--- START OF Data for the task ---
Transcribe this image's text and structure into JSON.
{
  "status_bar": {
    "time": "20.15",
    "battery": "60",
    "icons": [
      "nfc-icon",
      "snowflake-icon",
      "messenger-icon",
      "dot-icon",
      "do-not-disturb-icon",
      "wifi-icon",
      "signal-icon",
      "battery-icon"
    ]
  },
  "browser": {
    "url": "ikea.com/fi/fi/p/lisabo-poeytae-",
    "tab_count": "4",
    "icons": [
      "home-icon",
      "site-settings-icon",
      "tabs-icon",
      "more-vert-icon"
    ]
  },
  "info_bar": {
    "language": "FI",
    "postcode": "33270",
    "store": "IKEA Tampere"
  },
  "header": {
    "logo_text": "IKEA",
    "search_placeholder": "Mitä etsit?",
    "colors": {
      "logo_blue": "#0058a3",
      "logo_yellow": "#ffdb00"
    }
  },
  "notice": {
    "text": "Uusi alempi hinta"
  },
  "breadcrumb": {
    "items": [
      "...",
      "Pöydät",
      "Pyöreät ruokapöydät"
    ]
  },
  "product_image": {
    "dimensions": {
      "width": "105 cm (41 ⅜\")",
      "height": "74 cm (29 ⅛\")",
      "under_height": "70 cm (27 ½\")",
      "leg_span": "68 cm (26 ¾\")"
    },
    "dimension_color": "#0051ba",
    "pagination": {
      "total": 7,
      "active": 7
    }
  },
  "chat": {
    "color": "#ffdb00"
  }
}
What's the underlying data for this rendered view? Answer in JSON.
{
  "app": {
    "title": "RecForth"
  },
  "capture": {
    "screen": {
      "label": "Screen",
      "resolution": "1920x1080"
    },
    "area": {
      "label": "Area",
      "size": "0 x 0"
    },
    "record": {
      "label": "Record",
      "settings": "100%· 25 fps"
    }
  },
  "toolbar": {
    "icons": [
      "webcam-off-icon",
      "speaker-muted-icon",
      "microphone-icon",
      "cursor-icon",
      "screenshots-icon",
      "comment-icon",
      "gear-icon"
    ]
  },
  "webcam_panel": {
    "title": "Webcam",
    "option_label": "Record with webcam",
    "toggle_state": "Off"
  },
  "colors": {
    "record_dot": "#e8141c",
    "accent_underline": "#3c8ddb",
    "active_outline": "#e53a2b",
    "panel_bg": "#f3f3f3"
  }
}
--- END OF Data for the task ---
#### [To be done]
Filter the entries down to the lines with the word "JSON" in them.

#### [Answer below]
Transcribe this image's text and structure into JSON.
What's the underlying data for this rendered view? Answer in JSON.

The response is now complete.